[Begin DATA ROWS]

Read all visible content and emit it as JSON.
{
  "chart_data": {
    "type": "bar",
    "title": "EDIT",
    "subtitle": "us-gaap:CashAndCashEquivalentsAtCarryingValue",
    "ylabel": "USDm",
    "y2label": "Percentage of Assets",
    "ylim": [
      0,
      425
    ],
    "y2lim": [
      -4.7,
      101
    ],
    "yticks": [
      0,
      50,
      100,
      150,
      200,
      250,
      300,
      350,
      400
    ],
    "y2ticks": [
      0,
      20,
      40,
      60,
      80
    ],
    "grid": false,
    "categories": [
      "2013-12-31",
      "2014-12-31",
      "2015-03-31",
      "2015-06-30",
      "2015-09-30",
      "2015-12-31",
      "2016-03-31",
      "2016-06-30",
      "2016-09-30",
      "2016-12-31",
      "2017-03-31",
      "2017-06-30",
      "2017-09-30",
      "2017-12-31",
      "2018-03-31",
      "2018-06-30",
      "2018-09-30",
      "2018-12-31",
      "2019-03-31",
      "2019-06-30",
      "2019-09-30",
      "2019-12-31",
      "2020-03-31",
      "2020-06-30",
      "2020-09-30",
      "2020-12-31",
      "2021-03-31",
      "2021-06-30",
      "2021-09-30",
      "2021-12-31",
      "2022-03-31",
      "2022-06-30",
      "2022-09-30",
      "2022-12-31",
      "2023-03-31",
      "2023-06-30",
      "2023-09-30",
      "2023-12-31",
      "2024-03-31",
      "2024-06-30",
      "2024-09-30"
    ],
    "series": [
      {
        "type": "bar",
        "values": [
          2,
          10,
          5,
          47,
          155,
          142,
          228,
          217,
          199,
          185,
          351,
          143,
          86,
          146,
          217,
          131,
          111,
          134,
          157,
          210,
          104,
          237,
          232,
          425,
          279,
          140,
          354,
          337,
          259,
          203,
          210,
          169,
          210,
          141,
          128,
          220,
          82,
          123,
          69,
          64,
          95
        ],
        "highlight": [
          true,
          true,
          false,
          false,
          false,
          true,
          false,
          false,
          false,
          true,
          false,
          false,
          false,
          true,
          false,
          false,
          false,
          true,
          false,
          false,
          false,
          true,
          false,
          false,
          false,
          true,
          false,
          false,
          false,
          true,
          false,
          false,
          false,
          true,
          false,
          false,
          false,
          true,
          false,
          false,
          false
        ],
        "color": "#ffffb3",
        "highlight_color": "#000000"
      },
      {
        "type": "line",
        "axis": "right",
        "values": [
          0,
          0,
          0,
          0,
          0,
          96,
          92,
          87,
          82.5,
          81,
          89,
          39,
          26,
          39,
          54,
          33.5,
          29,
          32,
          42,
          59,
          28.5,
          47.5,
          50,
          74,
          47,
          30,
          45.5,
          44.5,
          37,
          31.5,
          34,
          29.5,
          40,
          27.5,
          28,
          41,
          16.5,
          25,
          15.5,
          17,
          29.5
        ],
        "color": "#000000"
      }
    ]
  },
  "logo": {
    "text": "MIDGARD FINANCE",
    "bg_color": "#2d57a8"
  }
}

[End DATA ROWS]

Write out every record, exactly as written.

Read all visible content and emit it as JSON.
{
  "chart_data": {
    "type": "bar",
    "title": "EDIT",
    "subtitle": "us-gaap:CashAndCashEquivalentsAtCarryingValue",
    "ylabel": "USDm",
    "y2label": "Percentage of Assets",
    "ylim": [
      0,
      425
    ],
    "y2lim": [
      -4.7,
      101
    ],
    "yticks": [
      0,
      50,
      100,
      150,
      200,
      250,
      300,
      350,
      400
    ],
    "y2ticks": [
      0,
      20,
      40,
      60,
      80
    ],
    "grid": false,
    "categories": [
      "2013-12-31",
      "2014-12-31",
      "2015-03-31",
      "2015-06-30",
      "2015-09-30",
      "2015-12-31",
      "2016-03-31",
      "2016-06-30",
      "2016-09-30",
      "2016-12-31",
      "2017-03-31",
      "2017-06-30",
      "2017-09-30",
      "2017-12-31",
      "2018-03-31",
      "2018-06-30",
      "2018-09-30",
      "2018-12-31",
      "2019-03-31",
      "2019-06-30",
      "2019-09-30",
      "2019-12-31",
      "2020-03-31",
      "2020-06-30",
      "2020-09-30",
      "2020-12-31",
      "2021-03-31",
      "2021-06-30",
      "2021-09-30",
      "2021-12-31",
      "2022-03-31",
      "2022-06-30",
      "2022-09-30",
      "2022-12-31",
      "2023-03-31",
      "2023-06-30",
      "2023-09-30",
      "2023-12-31",
      "2024-03-31",
      "2024-06-30",
      "2024-09-30"
    ],
    "series": [
      {
        "type": "bar",
        "values": [
          2,
          10,
          5,
          47,
          155,
          142,
          228,
          217,
          199,
          185,
          351,
          143,
          86,
          146,
          217,
          131,
          111,
          134,
          157,
          210,
          104,
          237,
          232,
          425,
          279,
          140,
          354,
          337,
          259,
          203,
          210,
          169,
          210,
          141,
          128,
          220,
          82,
          123,
          69,
          64,
          95
        ],
        "highlight": [
          true,
          true,
          false,
          false,
          false,
          true,
          false,
          false,
          false,
          true,
          false,
          false,
          false,
          true,
          false,
          false,
          false,
          true,
          false,
          false,
          false,
          true,
          false,
          false,
          false,
          true,
          false,
          false,
          false,
          true,
          false,
          false,
          false,
          true,
          false,
          false,
          false,
          true,
          false,
          false,
          false
        ],
        "color": "#ffffb3",
        "highlight_color": "#000000"
      },
      {
        "type": "line",
        "axis": "right",
        "values": [
          0,
          0,
          0,
          0,
          0,
          96,
          92,
          87,
          82.5,
          81,
          89,
          39,
          26,
          39,
          54,
          33.5,
          29,
          32,
          42,
          59,
          28.5,
          47.5,
          50,
          74,
          47,
          30,
          45.5,
          44.5,
          37,
          31.5,
          34,
          29.5,
          40,
          27.5,
          28,
          41,
          16.5,
          25,
          15.5,
          17,
          29.5
        ],
        "color": "#000000"
      }
    ]
  },
  "logo": {
    "text": "MIDGARD FINANCE",
    "bg_color": "#2d57a8"
  }
}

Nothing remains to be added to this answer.